[START OF The input]

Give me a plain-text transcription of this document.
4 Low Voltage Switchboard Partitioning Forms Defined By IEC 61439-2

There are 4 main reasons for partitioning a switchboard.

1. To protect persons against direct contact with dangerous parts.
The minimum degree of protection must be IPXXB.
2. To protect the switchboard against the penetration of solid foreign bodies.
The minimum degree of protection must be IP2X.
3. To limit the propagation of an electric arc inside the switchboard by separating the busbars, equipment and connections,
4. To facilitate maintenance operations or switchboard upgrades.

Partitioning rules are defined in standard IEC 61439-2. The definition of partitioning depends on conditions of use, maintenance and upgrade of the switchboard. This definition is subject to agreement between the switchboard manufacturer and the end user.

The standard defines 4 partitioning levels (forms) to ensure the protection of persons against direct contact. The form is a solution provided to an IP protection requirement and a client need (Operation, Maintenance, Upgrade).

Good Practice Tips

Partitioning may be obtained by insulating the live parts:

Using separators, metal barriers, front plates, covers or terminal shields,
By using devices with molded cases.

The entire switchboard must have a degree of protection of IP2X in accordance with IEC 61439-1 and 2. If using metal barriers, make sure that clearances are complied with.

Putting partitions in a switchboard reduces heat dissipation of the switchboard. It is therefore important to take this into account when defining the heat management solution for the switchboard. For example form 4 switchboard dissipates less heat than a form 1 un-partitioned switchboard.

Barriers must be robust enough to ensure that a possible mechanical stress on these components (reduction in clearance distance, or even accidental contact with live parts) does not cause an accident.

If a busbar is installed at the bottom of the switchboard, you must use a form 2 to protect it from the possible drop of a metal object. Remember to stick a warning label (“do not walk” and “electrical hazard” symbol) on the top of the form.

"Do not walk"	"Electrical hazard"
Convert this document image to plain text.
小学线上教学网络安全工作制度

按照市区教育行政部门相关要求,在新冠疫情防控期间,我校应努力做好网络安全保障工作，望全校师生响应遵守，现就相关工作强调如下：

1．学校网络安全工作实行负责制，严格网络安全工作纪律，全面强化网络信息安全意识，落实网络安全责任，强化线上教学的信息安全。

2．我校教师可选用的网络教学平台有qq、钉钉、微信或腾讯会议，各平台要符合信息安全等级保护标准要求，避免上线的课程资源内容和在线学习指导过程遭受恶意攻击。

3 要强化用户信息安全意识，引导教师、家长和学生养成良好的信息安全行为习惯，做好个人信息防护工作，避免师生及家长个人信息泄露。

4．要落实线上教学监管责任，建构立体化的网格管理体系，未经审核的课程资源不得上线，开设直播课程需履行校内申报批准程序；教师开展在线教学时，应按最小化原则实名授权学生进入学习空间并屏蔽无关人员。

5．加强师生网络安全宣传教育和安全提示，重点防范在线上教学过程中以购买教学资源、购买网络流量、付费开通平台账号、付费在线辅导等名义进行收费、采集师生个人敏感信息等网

[END OF The input]

> [What you will do]
Extract the complete data, matching each line exactly.

> [Exercise answer]
Give me a plain-text transcription of this document.
4 Low Voltage Switchboard Partitioning Forms Defined By IEC 61439-2

There are 4 main reasons for partitioning a switchboard.

1. To protect persons against direct contact with dangerous parts.
The minimum degree of protection must be IPXXB.
2. To protect the switchboard against the penetration of solid foreign bodies.
The minimum degree of protection must be IP2X.
3. To limit the propagation of an electric arc inside the switchboard by separating the busbars, equipment and connections,
4. To facilitate maintenance operations or switchboard upgrades.

Partitioning rules are defined in standard IEC 61439-2. The definition of partitioning depends on conditions of use, maintenance and upgrade of the switchboard. This definition is subject to agreement between the switchboard manufacturer and the end user.

The standard defines 4 partitioning levels (forms) to ensure the protection of persons against direct contact. The form is a solution provided to an IP protection requirement and a client need (Operation, Maintenance, Upgrade).

Good Practice Tips

Partitioning may be obtained by insulating the live parts:

Using separators, metal barriers, front plates, covers or terminal shields,
By using devices with molded cases.

The entire switchboard must have a degree of protection of IP2X in accordance with IEC 61439-1 and 2. If using metal barriers, make sure that clearances are complied with.

Putting partitions in a switchboard reduces heat dissipation of the switchboard. It is therefore important to take this into account when defining the heat management solution for the switchboard. For example form 4 switchboard dissipates less heat than a form 1 un-partitioned switchboard.

Barriers must be robust enough to ensure that a possible mechanical stress on these components (reduction in clearance distance, or even accidental contact with live parts) does not cause an accident.

If a busbar is installed at the bottom of the switchboard, you must use a form 2 to protect it from the possible drop of a metal object. Remember to stick a warning label (“do not walk” and “electrical hazard” symbol) on the top of the form.

"Do not walk"	"Electrical hazard"
Convert this document image to plain text.
小学线上教学网络安全工作制度

按照市区教育行政部门相关要求,在新冠疫情防控期间,我校应努力做好网络安全保障工作，望全校师生响应遵守，现就相关工作强调如下：

1．学校网络安全工作实行负责制，严格网络安全工作纪律，全面强化网络信息安全意识，落实网络安全责任，强化线上教学的信息安全。

2．我校教师可选用的网络教学平台有qq、钉钉、微信或腾讯会议，各平台要符合信息安全等级保护标准要求，避免上线的课程资源内容和在线学习指导过程遭受恶意攻击。

3 要强化用户信息安全意识，引导教师、家长和学生养成良好的信息安全行为习惯，做好个人信息防护工作，避免师生及家长个人信息泄露。

4．要落实线上教学监管责任，建构立体化的网格管理体系，未经审核的课程资源不得上线，开设直播课程需履行校内申报批准程序；教师开展在线教学时，应按最小化原则实名授权学生进入学习空间并屏蔽无关人员。

5．加强师生网络安全宣传教育和安全提示，重点防范在线上教学过程中以购买教学资源、购买网络流量、付费开通平台账号、付费在线辅导等名义进行收费、采集师生个人敏感信息等网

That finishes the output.